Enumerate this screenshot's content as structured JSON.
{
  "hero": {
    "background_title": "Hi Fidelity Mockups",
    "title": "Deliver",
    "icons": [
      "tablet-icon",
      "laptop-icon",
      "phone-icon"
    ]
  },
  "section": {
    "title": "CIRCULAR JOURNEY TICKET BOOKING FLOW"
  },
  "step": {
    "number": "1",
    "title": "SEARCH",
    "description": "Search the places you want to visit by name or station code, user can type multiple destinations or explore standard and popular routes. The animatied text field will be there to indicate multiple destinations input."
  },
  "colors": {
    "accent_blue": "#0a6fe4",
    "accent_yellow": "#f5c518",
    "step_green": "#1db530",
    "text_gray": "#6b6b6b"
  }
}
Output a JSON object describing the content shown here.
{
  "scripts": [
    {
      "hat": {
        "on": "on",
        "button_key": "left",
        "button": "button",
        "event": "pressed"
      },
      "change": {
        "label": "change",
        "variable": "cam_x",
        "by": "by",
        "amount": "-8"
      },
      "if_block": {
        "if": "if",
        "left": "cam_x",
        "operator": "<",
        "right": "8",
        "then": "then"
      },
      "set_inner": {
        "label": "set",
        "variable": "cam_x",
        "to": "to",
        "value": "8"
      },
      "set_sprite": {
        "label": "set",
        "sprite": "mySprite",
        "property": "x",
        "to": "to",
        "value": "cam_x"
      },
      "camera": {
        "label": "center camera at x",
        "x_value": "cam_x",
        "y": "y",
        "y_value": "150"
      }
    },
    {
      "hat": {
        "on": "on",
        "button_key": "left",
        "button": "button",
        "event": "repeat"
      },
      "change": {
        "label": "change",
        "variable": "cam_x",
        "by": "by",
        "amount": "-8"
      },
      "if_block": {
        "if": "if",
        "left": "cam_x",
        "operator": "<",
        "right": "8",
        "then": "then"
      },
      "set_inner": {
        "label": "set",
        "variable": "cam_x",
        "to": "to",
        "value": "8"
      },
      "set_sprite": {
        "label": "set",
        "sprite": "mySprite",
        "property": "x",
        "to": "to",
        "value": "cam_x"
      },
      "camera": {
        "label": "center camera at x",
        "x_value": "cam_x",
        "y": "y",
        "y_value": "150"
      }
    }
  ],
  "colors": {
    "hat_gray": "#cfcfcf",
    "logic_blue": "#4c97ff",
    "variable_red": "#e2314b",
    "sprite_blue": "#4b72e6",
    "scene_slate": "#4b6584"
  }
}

********

### [Your task]
Copy exactly the lines of the listing above, beginning at the line with "Output a JSON" and ending at its final line; write out nothing else.

### [Final result]
Output a JSON object describing the content shown here.
{
  "scripts": [
    {
      "hat": {
        "on": "on",
        "button_key": "left",
        "button": "button",
        "event": "pressed"
      },
      "change": {
        "label": "change",
        "variable": "cam_x",
        "by": "by",
        "amount": "-8"
      },
      "if_block": {
        "if": "if",
        "left": "cam_x",
        "operator": "<",
        "right": "8",
        "then": "then"
      },
      "set_inner": {
        "label": "set",
        "variable": "cam_x",
        "to": "to",
        "value": "8"
      },
      "set_sprite": {
        "label": "set",
        "sprite": "mySprite",
        "property": "x",
        "to": "to",
        "value": "cam_x"
      },
      "camera": {
        "label": "center camera at x",
        "x_value": "cam_x",
        "y": "y",
        "y_value": "150"
      }
    },
    {
      "hat": {
        "on": "on",
        "button_key": "left",
        "button": "button",
        "event": "repeat"
      },
      "change": {
        "label": "change",
        "variable": "cam_x",
        "by": "by",
        "amount": "-8"
      },
      "if_block": {
        "if": "if",
        "left": "cam_x",
        "operator": "<",
        "right": "8",
        "then": "then"
      },
      "set_inner": {
        "label": "set",
        "variable": "cam_x",
        "to": "to",
        "value": "8"
      },
      "set_sprite": {
        "label": "set",
        "sprite": "mySprite",
        "property": "x",
        "to": "to",
        "value": "cam_x"
      },
      "camera": {
        "label": "center camera at x",
        "x_value": "cam_x",
        "y": "y",
        "y_value": "150"
      }
    }
  ],
  "colors": {
    "hat_gray": "#cfcfcf",
    "logic_blue": "#4c97ff",
    "variable_red": "#e2314b",
    "sprite_blue": "#4b72e6",
    "scene_slate": "#4b6584"
  }
}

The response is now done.